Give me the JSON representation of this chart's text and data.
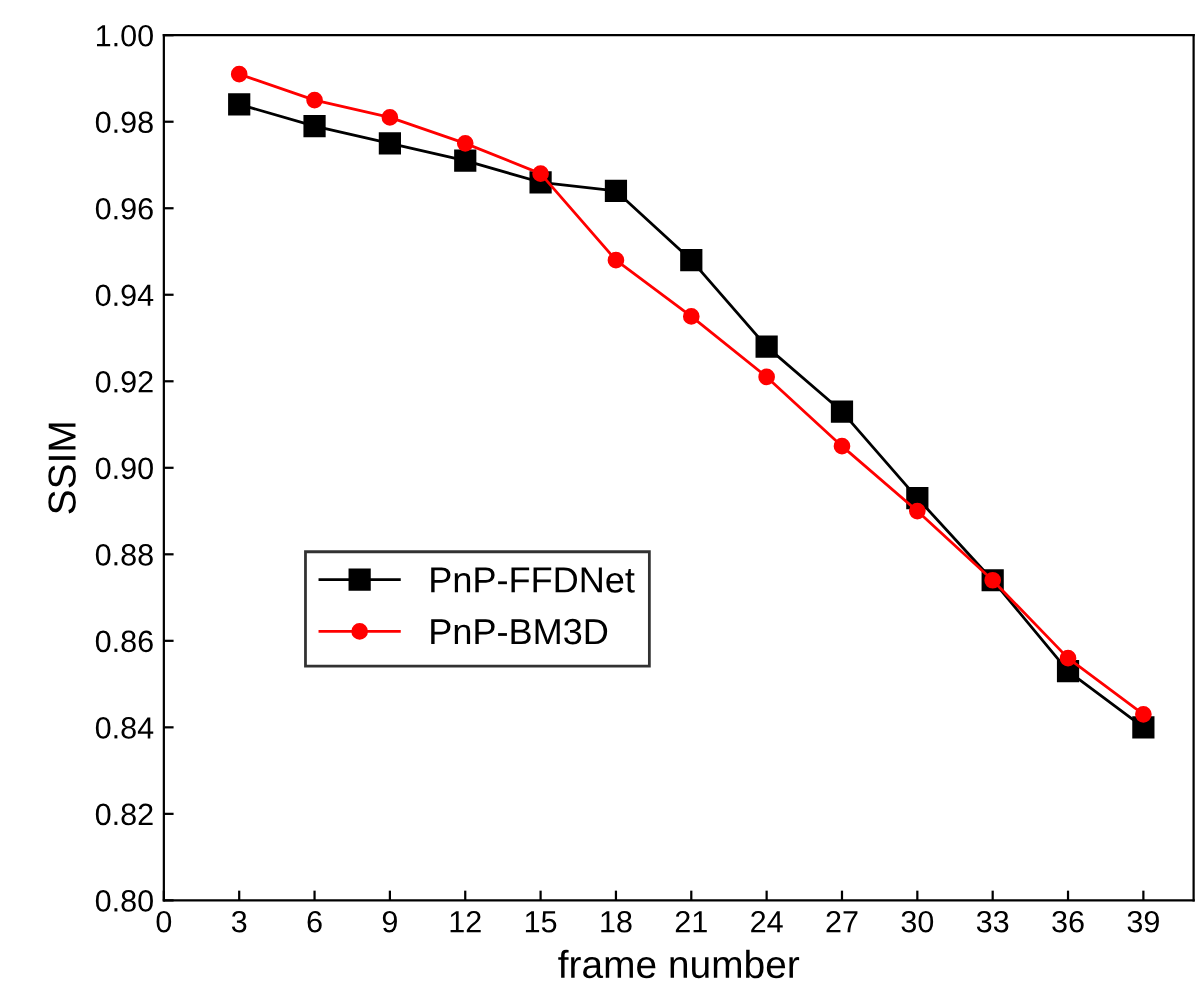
{
  "chart_data": {
    "type": "line",
    "xlabel": "frame number",
    "ylabel": "SSIM",
    "x": [
      3,
      6,
      9,
      12,
      15,
      18,
      21,
      24,
      27,
      30,
      33,
      36,
      39
    ],
    "series": [
      {
        "name": "PnP-FFDNet",
        "color": "#000000",
        "marker": "square",
        "values": [
          0.984,
          0.979,
          0.975,
          0.971,
          0.966,
          0.964,
          0.948,
          0.928,
          0.913,
          0.893,
          0.874,
          0.853,
          0.84
        ]
      },
      {
        "name": "PnP-BM3D",
        "color": "#ff0000",
        "marker": "circle",
        "values": [
          0.991,
          0.985,
          0.981,
          0.975,
          0.968,
          0.948,
          0.935,
          0.921,
          0.905,
          0.89,
          0.874,
          0.856,
          0.843
        ]
      }
    ],
    "xlim": [
      0,
      41
    ],
    "xticks": [
      0,
      3,
      6,
      9,
      12,
      15,
      18,
      21,
      24,
      27,
      30,
      33,
      36,
      39
    ],
    "ylim": [
      0.8,
      1.0
    ],
    "yticks": [
      {
        "value": 0.8,
        "label": "0.80"
      },
      {
        "value": 0.82,
        "label": "0.82"
      },
      {
        "value": 0.84,
        "label": "0.84"
      },
      {
        "value": 0.86,
        "label": "0.86"
      },
      {
        "value": 0.88,
        "label": "0.88"
      },
      {
        "value": 0.9,
        "label": "0.90"
      },
      {
        "value": 0.92,
        "label": "0.92"
      },
      {
        "value": 0.94,
        "label": "0.94"
      },
      {
        "value": 0.96,
        "label": "0.96"
      },
      {
        "value": 0.98,
        "label": "0.98"
      },
      {
        "value": 1.0,
        "label": "1.00"
      }
    ],
    "grid": false,
    "legend": "lower left",
    "line_style": "solid"
  }
}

What to work on — Every entry above is to be set down exactly; the pictures are to be left out.

Finished exercise —
Give me the JSON representation of this chart's text and data.
{
  "chart_data": {
    "type": "line",
    "xlabel": "frame number",
    "ylabel": "SSIM",
    "x": [
      3,
      6,
      9,
      12,
      15,
      18,
      21,
      24,
      27,
      30,
      33,
      36,
      39
    ],
    "series": [
      {
        "name": "PnP-FFDNet",
        "color": "#000000",
        "marker": "square",
        "values": [
          0.984,
          0.979,
          0.975,
          0.971,
          0.966,
          0.964,
          0.948,
          0.928,
          0.913,
          0.893,
          0.874,
          0.853,
          0.84
        ]
      },
      {
        "name": "PnP-BM3D",
        "color": "#ff0000",
        "marker": "circle",
        "values": [
          0.991,
          0.985,
          0.981,
          0.975,
          0.968,
          0.948,
          0.935,
          0.921,
          0.905,
          0.89,
          0.874,
          0.856,
          0.843
        ]
      }
    ],
    "xlim": [
      0,
      41
    ],
    "xticks": [
      0,
      3,
      6,
      9,
      12,
      15,
      18,
      21,
      24,
      27,
      30,
      33,
      36,
      39
    ],
    "ylim": [
      0.8,
      1.0
    ],
    "yticks": [
      {
        "value": 0.8,
        "label": "0.80"
      },
      {
        "value": 0.82,
        "label": "0.82"
      },
      {
        "value": 0.84,
        "label": "0.84"
      },
      {
        "value": 0.86,
        "label": "0.86"
      },
      {
        "value": 0.88,
        "label": "0.88"
      },
      {
        "value": 0.9,
        "label": "0.90"
      },
      {
        "value": 0.92,
        "label": "0.92"
      },
      {
        "value": 0.94,
        "label": "0.94"
      },
      {
        "value": 0.96,
        "label": "0.96"
      },
      {
        "value": 0.98,
        "label": "0.98"
      },
      {
        "value": 1.0,
        "label": "1.00"
      }
    ],
    "grid": false,
    "legend": "lower left",
    "line_style": "solid"
  }
}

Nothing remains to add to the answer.